Goal:
From the line containing "Decode this image" through the last line of the entries, output the text exactly. Pictures stay out.

Listed records:

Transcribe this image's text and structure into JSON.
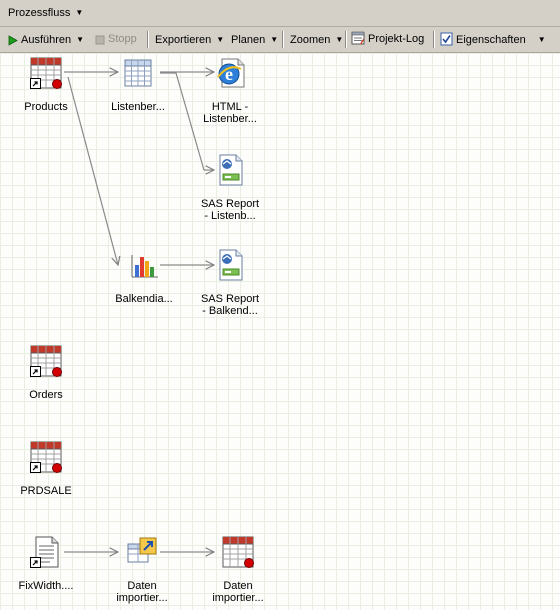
{
  "titlebar": {
    "label": "Prozessfluss"
  },
  "toolbar": {
    "run": "Ausführen",
    "stop": "Stopp",
    "export": "Exportieren",
    "schedule": "Planen",
    "zoom": "Zoomen",
    "projectlog": "Projekt-Log",
    "properties": "Eigenschaften"
  },
  "nodes": {
    "products": {
      "label": "Products"
    },
    "listenber": {
      "label": "Listenber..."
    },
    "html": {
      "line1": "HTML -",
      "line2": "Listenber..."
    },
    "sasrep1": {
      "line1": "SAS Report",
      "line2": "- Listenb..."
    },
    "balken": {
      "label": "Balkendia..."
    },
    "sasrep2": {
      "line1": "SAS Report",
      "line2": "- Balkend..."
    },
    "orders": {
      "label": "Orders"
    },
    "prdsale": {
      "label": "PRDSALE"
    },
    "fixwidth": {
      "label": "FixWidth...."
    },
    "import1": {
      "line1": "Daten",
      "line2": "importier..."
    },
    "import2": {
      "line1": "Daten",
      "line2": "importier..."
    }
  }
}
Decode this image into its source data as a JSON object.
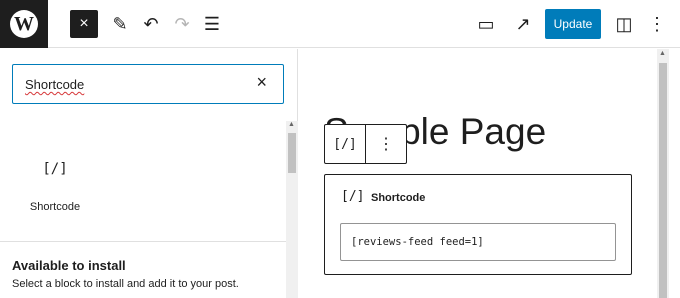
{
  "toolbar": {
    "logo_glyph": "W",
    "close_icon": "×",
    "pencil_icon": "✎",
    "undo_icon": "↶",
    "redo_icon": "↷",
    "list_icon": "☰",
    "preview_icon": "▭",
    "view_post_icon": "↗",
    "update_label": "Update",
    "settings_icon": "◫",
    "options_icon": "⋮"
  },
  "inserter": {
    "search_value": "Shortcode",
    "clear_icon": "×",
    "results": [
      {
        "icon": "[/]",
        "label": "Shortcode"
      }
    ],
    "install_title": "Available to install",
    "install_description": "Select a block to install and add it to your post."
  },
  "editor": {
    "page_title": "Sample Page",
    "block_toolbar": {
      "block_icon": "[/]",
      "more_icon": "⋮"
    },
    "shortcode_block": {
      "icon": "[/]",
      "label": "Shortcode",
      "value": "[reviews-feed feed=1]"
    }
  },
  "colors": {
    "accent": "#007cba",
    "dark": "#1e1e1e",
    "border": "#e0e0e0"
  }
}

Result of the exercise:
Decode this image into its source data as a JSON object.
{
  "toolbar": {
    "logo_glyph": "W",
    "close_icon": "×",
    "pencil_icon": "✎",
    "undo_icon": "↶",
    "redo_icon": "↷",
    "list_icon": "☰",
    "preview_icon": "▭",
    "view_post_icon": "↗",
    "update_label": "Update",
    "settings_icon": "◫",
    "options_icon": "⋮"
  },
  "inserter": {
    "search_value": "Shortcode",
    "clear_icon": "×",
    "results": [
      {
        "icon": "[/]",
        "label": "Shortcode"
      }
    ],
    "install_title": "Available to install",
    "install_description": "Select a block to install and add it to your post."
  },
  "editor": {
    "page_title": "Sample Page",
    "block_toolbar": {
      "block_icon": "[/]",
      "more_icon": "⋮"
    },
    "shortcode_block": {
      "icon": "[/]",
      "label": "Shortcode",
      "value": "[reviews-feed feed=1]"
    }
  },
  "colors": {
    "accent": "#007cba",
    "dark": "#1e1e1e",
    "border": "#e0e0e0"
  }
}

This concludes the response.